YOUR OBJECTIVE ->
Filter this data down to the lines that hold "الاعتدال", and copy them.

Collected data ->
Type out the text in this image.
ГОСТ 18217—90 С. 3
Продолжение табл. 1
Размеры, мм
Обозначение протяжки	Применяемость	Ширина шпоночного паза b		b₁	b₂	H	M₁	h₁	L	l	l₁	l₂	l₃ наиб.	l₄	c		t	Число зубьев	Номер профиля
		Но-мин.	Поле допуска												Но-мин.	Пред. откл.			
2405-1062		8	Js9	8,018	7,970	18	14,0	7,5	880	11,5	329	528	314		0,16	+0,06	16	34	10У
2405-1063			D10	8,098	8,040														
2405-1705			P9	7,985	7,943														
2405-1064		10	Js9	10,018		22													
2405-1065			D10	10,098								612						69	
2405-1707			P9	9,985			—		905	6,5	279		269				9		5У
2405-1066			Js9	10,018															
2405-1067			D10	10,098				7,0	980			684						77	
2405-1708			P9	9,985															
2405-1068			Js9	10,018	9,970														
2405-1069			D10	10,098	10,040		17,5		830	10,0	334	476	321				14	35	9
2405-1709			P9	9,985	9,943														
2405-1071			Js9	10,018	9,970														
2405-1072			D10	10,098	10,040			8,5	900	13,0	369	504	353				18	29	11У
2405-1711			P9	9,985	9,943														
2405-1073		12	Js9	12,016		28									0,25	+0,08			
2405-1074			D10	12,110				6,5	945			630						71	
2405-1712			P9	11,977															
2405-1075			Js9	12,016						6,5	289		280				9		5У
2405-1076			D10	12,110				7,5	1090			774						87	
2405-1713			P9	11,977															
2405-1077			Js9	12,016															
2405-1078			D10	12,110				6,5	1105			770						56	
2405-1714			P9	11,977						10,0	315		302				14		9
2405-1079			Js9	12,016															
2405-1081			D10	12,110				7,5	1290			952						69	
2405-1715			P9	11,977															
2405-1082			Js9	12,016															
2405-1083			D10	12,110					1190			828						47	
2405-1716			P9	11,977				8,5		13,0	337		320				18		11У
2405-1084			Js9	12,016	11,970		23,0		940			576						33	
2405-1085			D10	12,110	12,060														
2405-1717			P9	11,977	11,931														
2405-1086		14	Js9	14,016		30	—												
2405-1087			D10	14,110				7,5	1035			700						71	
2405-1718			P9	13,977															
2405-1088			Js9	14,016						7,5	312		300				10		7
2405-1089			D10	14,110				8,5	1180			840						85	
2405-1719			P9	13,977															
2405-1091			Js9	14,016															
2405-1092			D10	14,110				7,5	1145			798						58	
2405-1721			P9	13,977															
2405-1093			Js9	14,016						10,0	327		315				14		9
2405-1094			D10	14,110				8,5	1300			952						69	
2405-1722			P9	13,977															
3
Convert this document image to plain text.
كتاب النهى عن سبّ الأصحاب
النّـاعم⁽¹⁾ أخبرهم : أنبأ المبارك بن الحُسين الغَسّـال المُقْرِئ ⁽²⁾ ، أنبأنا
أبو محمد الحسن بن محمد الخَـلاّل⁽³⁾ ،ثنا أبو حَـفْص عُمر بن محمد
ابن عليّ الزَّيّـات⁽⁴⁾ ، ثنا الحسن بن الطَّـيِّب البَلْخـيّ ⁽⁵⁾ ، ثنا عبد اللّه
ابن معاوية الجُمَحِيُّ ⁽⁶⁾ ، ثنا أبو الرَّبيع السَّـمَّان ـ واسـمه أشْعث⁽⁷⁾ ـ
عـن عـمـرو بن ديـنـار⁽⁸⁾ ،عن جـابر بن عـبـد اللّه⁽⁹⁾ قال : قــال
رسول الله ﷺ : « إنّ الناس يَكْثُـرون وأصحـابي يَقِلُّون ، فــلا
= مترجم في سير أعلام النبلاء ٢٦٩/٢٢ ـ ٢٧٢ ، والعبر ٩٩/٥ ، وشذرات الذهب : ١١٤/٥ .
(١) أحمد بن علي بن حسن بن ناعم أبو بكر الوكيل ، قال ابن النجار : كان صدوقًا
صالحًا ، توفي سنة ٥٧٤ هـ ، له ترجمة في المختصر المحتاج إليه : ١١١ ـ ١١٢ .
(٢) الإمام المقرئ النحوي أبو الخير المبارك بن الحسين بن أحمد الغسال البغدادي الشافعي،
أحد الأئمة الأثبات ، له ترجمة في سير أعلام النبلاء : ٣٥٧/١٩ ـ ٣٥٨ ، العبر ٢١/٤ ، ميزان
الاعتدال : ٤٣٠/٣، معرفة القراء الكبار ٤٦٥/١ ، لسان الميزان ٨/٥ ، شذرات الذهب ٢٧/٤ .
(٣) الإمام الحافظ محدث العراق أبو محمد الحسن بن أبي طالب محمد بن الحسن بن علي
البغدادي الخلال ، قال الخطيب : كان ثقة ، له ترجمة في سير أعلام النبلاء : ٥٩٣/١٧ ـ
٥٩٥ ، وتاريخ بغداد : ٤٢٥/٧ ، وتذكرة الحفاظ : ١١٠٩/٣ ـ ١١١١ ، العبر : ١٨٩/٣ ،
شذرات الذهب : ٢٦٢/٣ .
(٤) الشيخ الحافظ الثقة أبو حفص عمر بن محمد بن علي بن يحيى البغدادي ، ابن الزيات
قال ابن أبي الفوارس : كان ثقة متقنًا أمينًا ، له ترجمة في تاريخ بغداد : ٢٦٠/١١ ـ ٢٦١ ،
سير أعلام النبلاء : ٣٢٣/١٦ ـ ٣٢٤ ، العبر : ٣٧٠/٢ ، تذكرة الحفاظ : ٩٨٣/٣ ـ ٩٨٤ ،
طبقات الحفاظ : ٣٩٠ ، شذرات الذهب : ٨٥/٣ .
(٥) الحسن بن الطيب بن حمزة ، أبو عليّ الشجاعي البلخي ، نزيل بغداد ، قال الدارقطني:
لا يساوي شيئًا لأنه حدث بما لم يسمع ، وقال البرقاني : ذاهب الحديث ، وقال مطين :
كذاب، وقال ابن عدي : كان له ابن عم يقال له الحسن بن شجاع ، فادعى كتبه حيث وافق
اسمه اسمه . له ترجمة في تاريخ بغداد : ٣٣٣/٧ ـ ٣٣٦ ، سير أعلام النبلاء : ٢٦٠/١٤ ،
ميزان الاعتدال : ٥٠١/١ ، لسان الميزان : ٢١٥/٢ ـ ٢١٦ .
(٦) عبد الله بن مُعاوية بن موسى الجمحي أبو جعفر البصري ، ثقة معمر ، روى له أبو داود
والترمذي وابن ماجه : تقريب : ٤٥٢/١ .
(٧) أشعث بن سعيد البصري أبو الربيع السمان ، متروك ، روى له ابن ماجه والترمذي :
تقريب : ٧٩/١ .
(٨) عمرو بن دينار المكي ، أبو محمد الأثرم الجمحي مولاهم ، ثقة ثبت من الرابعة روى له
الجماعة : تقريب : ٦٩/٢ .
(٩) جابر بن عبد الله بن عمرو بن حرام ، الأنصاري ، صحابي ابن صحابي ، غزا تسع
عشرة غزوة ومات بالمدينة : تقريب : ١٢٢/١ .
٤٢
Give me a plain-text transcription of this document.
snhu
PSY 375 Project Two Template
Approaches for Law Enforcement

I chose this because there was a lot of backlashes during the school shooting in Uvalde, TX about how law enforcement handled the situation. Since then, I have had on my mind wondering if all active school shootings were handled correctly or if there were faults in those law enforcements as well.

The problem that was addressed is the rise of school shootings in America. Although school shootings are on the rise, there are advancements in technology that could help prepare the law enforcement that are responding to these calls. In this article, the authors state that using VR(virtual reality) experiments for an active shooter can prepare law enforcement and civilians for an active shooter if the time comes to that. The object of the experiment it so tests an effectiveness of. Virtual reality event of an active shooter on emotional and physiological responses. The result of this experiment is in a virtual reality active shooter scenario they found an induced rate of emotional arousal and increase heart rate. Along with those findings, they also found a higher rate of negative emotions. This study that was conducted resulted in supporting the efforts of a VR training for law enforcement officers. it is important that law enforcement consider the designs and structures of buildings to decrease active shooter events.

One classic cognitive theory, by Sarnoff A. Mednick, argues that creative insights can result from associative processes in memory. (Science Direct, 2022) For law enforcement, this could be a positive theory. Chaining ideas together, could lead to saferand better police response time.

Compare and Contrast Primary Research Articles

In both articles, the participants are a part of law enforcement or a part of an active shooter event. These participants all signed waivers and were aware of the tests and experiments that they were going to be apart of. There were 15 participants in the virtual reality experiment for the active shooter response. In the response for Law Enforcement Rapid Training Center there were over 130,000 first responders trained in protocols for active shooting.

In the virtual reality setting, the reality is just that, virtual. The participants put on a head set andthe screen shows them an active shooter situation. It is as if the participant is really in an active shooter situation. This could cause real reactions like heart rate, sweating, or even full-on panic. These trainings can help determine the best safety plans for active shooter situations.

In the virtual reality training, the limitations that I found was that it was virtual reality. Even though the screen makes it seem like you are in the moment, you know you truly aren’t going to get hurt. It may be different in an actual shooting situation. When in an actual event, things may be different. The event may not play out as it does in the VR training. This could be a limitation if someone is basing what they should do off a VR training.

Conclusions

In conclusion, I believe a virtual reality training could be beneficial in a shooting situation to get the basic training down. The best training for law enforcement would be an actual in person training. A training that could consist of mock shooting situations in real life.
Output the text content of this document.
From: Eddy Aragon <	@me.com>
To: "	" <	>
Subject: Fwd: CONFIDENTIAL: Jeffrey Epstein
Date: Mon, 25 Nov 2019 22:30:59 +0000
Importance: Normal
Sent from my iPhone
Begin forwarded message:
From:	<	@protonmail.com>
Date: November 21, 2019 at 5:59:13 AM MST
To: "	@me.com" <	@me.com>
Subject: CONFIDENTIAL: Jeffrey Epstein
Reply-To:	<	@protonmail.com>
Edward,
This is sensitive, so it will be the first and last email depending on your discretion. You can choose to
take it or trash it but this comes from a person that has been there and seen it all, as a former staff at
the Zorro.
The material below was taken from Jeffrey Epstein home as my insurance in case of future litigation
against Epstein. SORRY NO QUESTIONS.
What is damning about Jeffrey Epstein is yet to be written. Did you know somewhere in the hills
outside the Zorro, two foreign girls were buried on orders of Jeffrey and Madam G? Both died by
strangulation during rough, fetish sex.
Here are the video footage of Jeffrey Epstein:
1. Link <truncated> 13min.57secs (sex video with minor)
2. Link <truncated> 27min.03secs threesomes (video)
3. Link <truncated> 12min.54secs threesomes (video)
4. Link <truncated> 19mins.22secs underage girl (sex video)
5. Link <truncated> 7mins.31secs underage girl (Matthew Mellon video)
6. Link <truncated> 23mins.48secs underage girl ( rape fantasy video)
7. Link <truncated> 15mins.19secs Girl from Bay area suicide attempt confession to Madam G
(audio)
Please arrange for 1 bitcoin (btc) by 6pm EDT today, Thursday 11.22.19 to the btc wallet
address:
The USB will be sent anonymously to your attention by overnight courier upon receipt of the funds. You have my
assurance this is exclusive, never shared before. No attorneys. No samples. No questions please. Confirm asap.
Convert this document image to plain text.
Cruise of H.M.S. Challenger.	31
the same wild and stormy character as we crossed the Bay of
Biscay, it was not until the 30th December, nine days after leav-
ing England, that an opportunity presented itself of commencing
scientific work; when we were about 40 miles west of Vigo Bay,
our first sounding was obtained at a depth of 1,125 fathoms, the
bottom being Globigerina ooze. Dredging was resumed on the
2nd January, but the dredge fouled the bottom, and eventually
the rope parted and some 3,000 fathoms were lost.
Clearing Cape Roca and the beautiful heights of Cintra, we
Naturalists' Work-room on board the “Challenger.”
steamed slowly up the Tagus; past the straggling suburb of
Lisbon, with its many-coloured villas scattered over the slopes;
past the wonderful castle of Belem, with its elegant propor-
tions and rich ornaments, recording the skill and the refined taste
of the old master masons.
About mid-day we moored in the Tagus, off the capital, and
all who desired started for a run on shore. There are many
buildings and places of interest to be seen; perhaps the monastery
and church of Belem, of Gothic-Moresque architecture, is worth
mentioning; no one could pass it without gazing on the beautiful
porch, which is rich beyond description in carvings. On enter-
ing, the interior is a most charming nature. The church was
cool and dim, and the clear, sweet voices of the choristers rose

COMPLETED TASK ->
الاعتدال : ٤٣٠/٣، معرفة القراء الكبار ٤٦٥/١ ، لسان الميزان ٨/٥ ، شذرات الذهب ٢٧/٤ .
ميزان الاعتدال : ٥٠١/١ ، لسان الميزان : ٢١٥/٢ ـ ٢١٦ .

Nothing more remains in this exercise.